◆ **Task requirements**
Scan the lines below for "ROOM"; report the number of lines that contain it, and only that.
--- START Input material ---
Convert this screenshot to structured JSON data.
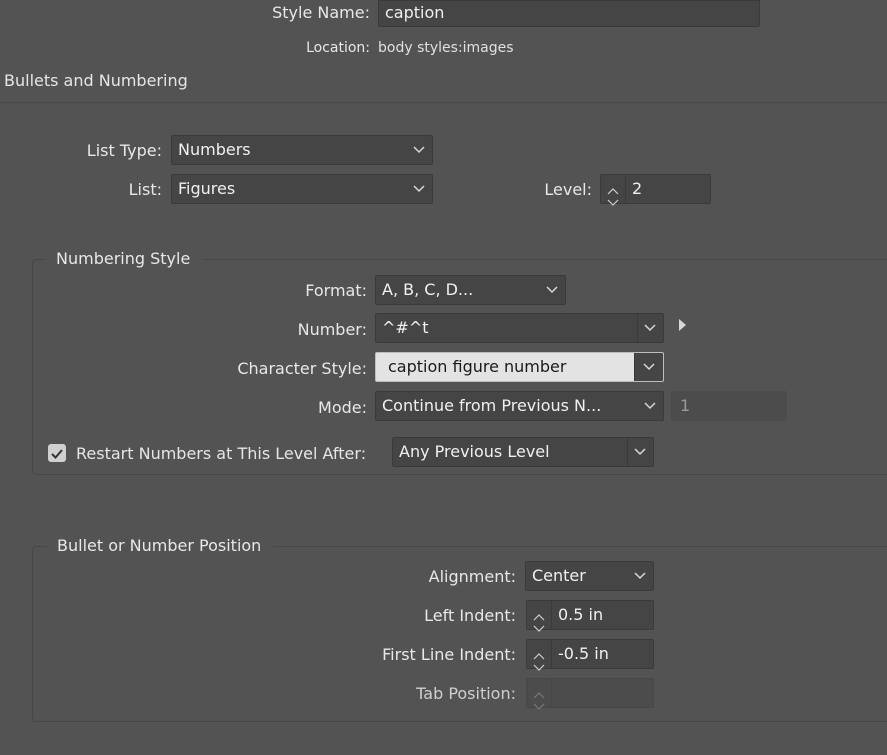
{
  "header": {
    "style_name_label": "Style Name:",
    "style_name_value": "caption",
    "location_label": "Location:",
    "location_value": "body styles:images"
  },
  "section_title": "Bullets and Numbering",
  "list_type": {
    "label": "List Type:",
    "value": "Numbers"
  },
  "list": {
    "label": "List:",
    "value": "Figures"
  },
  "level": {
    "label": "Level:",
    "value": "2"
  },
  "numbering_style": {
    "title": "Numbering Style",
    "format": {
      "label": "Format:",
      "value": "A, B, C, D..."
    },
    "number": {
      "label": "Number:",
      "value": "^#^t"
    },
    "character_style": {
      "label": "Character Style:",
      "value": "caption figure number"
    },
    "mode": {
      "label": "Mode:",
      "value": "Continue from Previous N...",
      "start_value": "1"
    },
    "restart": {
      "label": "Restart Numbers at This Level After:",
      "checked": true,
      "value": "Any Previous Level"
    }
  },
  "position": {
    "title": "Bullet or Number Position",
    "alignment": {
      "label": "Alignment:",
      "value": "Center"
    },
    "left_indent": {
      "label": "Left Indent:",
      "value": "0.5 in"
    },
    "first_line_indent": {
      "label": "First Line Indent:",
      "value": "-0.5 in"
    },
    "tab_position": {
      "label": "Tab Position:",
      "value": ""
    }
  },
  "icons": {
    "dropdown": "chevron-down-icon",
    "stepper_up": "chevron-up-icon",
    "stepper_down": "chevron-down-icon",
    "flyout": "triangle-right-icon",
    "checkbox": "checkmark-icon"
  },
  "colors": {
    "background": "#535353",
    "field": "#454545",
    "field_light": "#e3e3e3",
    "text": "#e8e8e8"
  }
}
--- END Input material ---
--- START Input material ---
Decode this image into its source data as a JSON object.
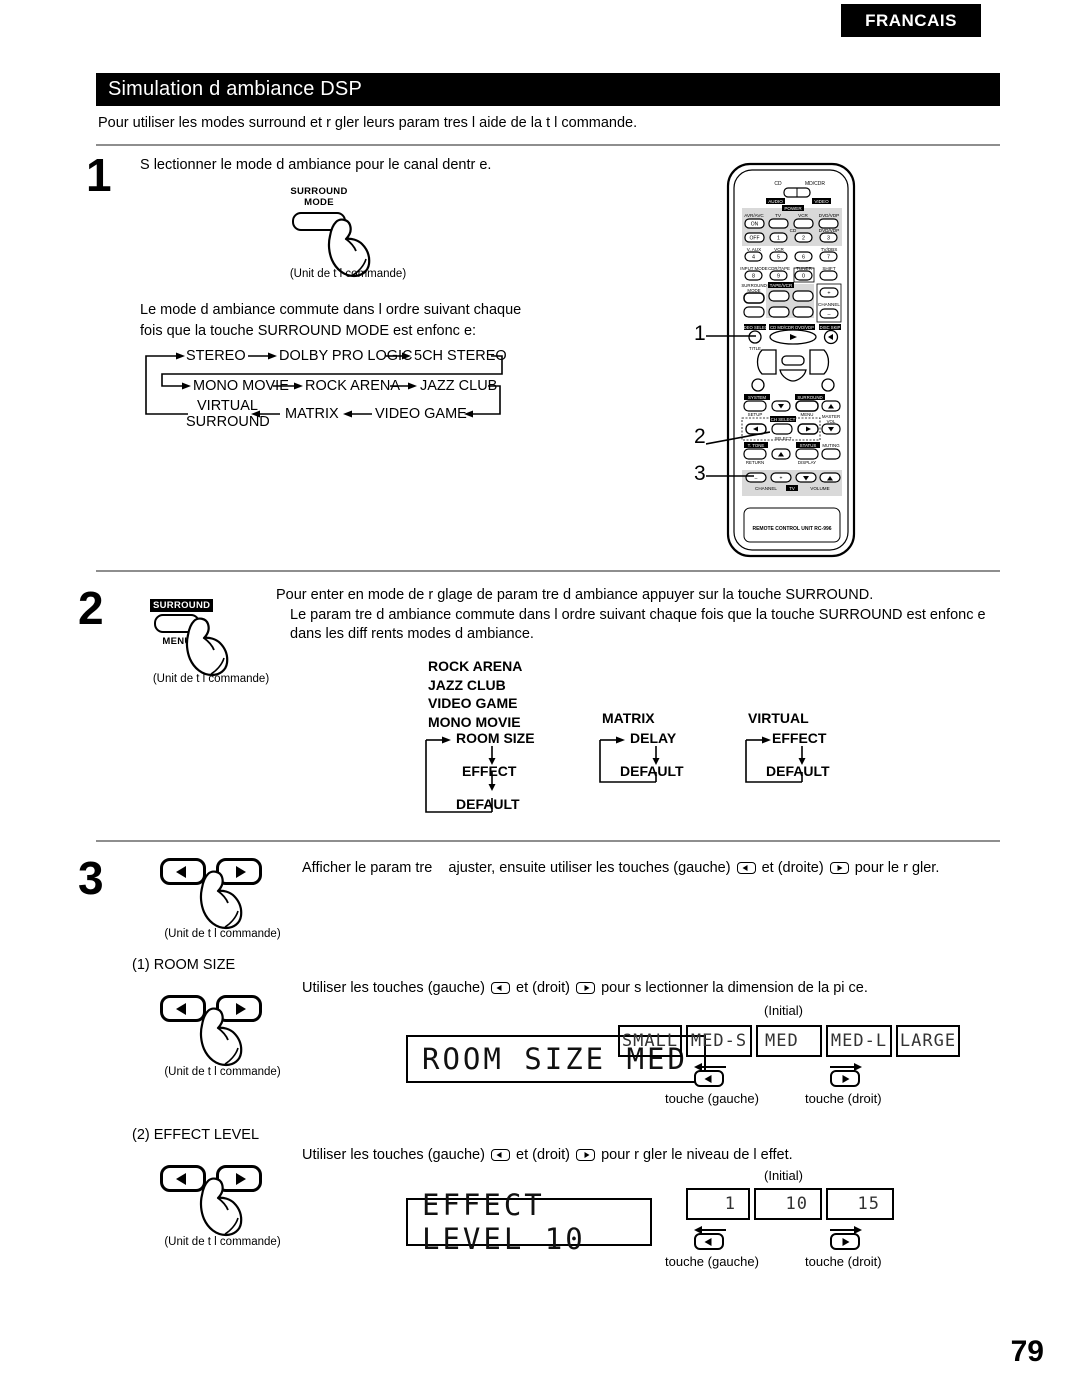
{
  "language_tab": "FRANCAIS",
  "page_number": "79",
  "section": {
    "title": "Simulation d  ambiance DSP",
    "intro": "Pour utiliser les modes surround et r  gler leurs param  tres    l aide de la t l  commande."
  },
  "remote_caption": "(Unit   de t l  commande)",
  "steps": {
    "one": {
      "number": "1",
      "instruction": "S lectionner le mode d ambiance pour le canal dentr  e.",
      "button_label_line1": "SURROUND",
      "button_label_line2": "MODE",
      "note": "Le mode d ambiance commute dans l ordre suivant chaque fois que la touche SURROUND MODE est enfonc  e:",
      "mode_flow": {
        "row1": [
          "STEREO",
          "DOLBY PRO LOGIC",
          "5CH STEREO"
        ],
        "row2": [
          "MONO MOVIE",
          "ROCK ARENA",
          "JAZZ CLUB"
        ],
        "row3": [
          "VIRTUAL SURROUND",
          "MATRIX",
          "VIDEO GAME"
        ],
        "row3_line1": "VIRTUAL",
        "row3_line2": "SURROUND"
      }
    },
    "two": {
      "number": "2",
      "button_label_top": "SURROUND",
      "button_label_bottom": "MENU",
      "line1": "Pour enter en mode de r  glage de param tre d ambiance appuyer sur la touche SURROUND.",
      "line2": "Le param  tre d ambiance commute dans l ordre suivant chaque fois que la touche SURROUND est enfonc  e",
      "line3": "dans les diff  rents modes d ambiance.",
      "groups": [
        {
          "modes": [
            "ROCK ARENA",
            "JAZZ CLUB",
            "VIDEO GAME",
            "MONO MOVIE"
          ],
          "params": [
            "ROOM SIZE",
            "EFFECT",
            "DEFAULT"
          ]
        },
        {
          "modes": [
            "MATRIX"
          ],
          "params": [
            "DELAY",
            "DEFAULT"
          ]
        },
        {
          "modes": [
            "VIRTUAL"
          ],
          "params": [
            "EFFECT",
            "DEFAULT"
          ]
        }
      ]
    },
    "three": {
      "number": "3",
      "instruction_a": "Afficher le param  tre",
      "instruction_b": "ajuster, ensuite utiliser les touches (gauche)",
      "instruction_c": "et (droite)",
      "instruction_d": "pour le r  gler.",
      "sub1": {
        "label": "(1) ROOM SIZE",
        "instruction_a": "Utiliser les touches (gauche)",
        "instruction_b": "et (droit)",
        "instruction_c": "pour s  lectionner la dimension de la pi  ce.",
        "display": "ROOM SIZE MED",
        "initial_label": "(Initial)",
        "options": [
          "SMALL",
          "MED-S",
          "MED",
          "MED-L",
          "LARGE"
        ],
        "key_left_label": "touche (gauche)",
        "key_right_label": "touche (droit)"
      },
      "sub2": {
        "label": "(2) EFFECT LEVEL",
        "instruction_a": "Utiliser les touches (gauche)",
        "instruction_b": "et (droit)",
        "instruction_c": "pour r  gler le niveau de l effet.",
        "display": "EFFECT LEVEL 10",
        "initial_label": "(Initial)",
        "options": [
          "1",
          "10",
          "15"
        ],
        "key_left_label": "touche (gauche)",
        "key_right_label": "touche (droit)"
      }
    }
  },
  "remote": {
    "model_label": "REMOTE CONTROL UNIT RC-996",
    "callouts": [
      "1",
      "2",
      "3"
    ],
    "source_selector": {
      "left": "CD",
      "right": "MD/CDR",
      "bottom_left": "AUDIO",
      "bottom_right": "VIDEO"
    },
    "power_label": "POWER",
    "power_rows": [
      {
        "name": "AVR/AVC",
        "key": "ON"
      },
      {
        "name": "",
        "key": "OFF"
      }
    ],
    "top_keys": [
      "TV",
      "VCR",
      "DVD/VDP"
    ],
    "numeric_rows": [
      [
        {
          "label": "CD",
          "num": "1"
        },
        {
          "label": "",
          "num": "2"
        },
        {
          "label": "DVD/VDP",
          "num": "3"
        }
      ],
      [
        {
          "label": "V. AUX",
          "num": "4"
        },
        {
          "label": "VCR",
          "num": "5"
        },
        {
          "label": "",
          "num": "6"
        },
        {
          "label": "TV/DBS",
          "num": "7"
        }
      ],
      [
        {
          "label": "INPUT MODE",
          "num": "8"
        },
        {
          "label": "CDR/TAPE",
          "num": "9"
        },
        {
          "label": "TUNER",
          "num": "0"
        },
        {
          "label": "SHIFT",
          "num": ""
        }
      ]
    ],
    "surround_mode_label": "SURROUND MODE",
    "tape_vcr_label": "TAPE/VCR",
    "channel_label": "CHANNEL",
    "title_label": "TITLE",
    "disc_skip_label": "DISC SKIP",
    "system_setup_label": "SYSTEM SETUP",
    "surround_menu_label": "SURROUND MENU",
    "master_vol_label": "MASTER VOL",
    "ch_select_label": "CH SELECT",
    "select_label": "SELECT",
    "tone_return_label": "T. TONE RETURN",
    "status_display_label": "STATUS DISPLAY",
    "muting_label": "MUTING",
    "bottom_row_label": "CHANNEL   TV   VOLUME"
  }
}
--- END Input material ---
◆ **Full output**
3